[Entries taken from a collection]
+ + + +

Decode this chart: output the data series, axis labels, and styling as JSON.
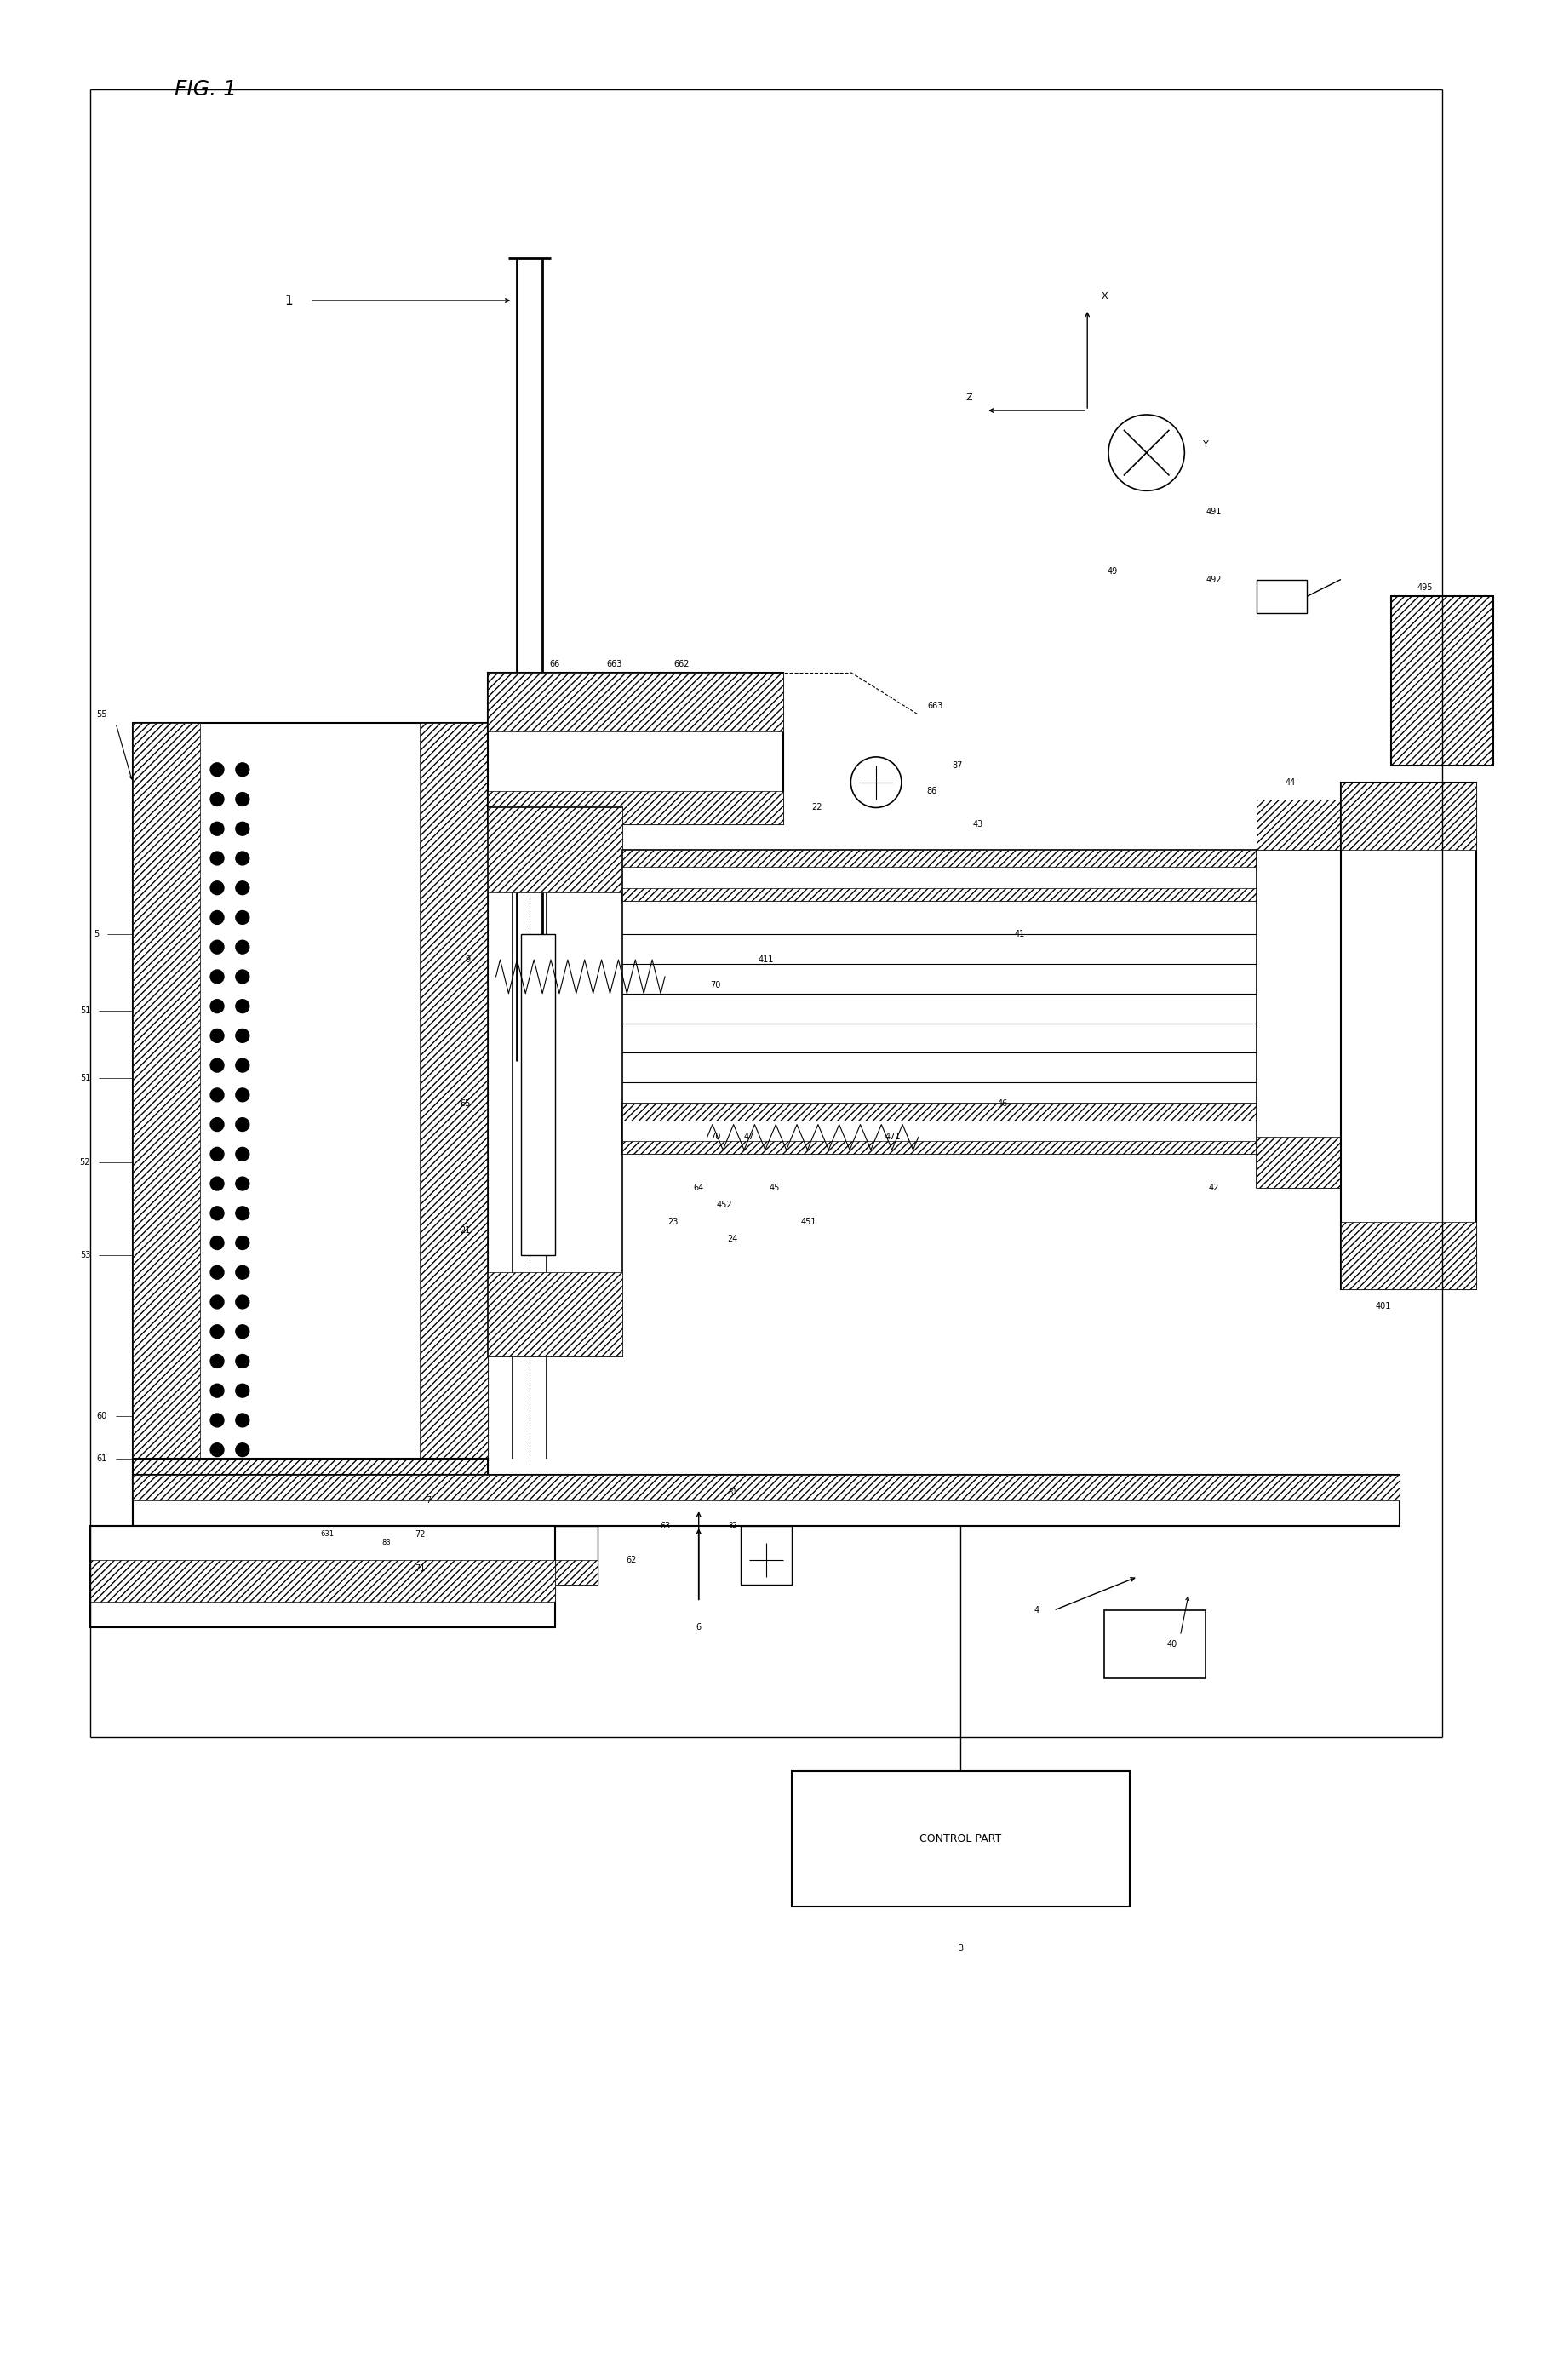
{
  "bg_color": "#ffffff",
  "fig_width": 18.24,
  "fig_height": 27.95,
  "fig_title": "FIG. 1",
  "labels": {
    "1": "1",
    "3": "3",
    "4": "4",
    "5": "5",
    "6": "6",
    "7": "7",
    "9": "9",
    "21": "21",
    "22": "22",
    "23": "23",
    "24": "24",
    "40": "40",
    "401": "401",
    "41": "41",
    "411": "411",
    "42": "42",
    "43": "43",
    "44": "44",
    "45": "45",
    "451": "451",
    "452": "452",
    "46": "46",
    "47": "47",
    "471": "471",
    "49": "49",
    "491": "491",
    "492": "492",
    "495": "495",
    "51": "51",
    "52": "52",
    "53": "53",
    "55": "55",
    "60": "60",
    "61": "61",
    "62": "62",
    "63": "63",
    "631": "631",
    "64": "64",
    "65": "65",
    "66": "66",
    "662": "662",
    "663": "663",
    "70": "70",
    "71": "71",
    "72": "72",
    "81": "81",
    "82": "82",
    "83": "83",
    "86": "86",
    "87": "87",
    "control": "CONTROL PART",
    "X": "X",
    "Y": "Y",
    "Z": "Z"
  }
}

+ + + +

• [WRITTEN REQUEST]:
Omit the pictures and restate the rest of the records verbatim.

• [EXERCISE OUTPUT]:
Decode this chart: output the data series, axis labels, and styling as JSON.
{
  "bg_color": "#ffffff",
  "fig_width": 18.24,
  "fig_height": 27.95,
  "fig_title": "FIG. 1",
  "labels": {
    "1": "1",
    "3": "3",
    "4": "4",
    "5": "5",
    "6": "6",
    "7": "7",
    "9": "9",
    "21": "21",
    "22": "22",
    "23": "23",
    "24": "24",
    "40": "40",
    "401": "401",
    "41": "41",
    "411": "411",
    "42": "42",
    "43": "43",
    "44": "44",
    "45": "45",
    "451": "451",
    "452": "452",
    "46": "46",
    "47": "47",
    "471": "471",
    "49": "49",
    "491": "491",
    "492": "492",
    "495": "495",
    "51": "51",
    "52": "52",
    "53": "53",
    "55": "55",
    "60": "60",
    "61": "61",
    "62": "62",
    "63": "63",
    "631": "631",
    "64": "64",
    "65": "65",
    "66": "66",
    "662": "662",
    "663": "663",
    "70": "70",
    "71": "71",
    "72": "72",
    "81": "81",
    "82": "82",
    "83": "83",
    "86": "86",
    "87": "87",
    "control": "CONTROL PART",
    "X": "X",
    "Y": "Y",
    "Z": "Z"
  }
}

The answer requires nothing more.